(Excerpt from a dataset)
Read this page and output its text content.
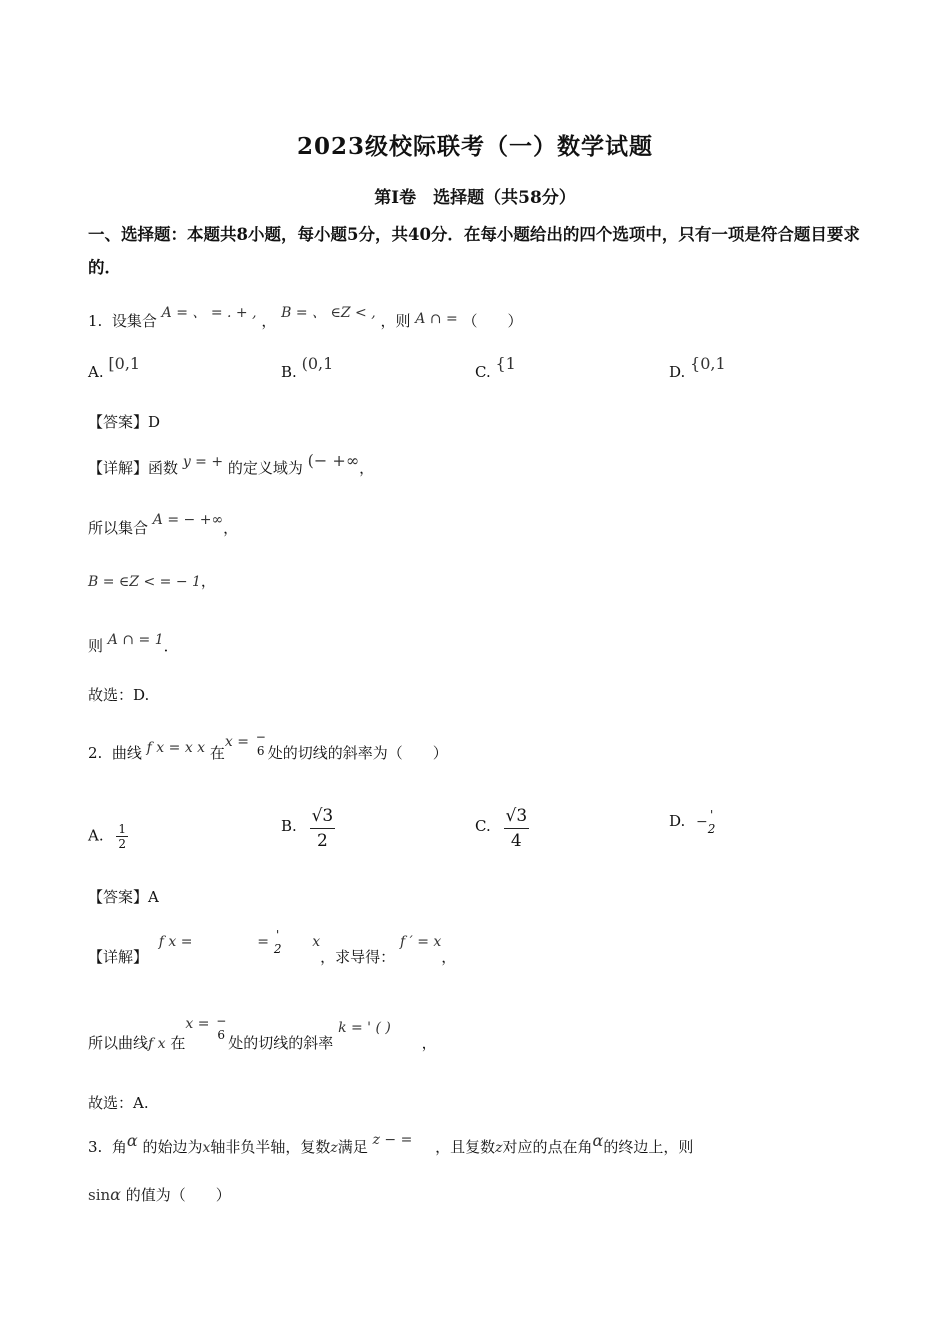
2023级校际联考（一）数学试题
第Ⅰ卷　选择题（共58分）
一、选择题：本题共8小题，每小题5分，共40分．在每小题给出的四个选项中，只有一项是符合题目要求的．
1. 设集合 A = 、 = . + , ， B = 、 ∈Z < , ，则 A ∩ = （　　）
A. [0,1	B. (0,1	C. {1	D. {0,1
【答案】D
【详解】函数 y = + 的定义域为 (− +∞，
所以集合 A = − +∞，
B = ∈Z < = − 1，
则 A ∩ = 1．
故选：D.
2. 曲线 f x = x x 在x = −
6 处的切线的斜率为（　　）
A. $\frac{1}{2}$	B. $\frac{√3}{2}$	C. $\frac{√3}{4}$	D. − '
2
【答案】A
【详解】 f x =	= '
2 x，求导得： f ′ = x，
所以曲线f x 在x = −
6 处的切线的斜率 k = ' ( ) ，
故选：A.
3. 角α 的始边为x轴非负半轴，复数z满足 z − = ，且复数z对应的点在角α的终边上，则
sinα 的值为（　　）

» The request:
Quote every entry exactly, with the pictures omitted.

» Result:
Read this page and output its text content.
2023级校际联考（一）数学试题
第Ⅰ卷　选择题（共58分）
一、选择题：本题共8小题，每小题5分，共40分．在每小题给出的四个选项中，只有一项是符合题目要求的．
1. 设集合 A = 、 = . + , ， B = 、 ∈Z < , ，则 A ∩ = （　　）
A. [0,1	B. (0,1	C. {1	D. {0,1
【答案】D
【详解】函数 y = + 的定义域为 (− +∞，
所以集合 A = − +∞，
B = ∈Z < = − 1，
则 A ∩ = 1．
故选：D.
2. 曲线 f x = x x 在x = −
6 处的切线的斜率为（　　）
A. $\frac{1}{2}$	B. $\frac{√3}{2}$	C. $\frac{√3}{4}$	D. − '
2
【答案】A
【详解】 f x =	= '
2 x，求导得： f ′ = x，
所以曲线f x 在x = −
6 处的切线的斜率 k = ' ( ) ，
故选：A.
3. 角α 的始边为x轴非负半轴，复数z满足 z − = ，且复数z对应的点在角α的终边上，则
sinα 的值为（　　）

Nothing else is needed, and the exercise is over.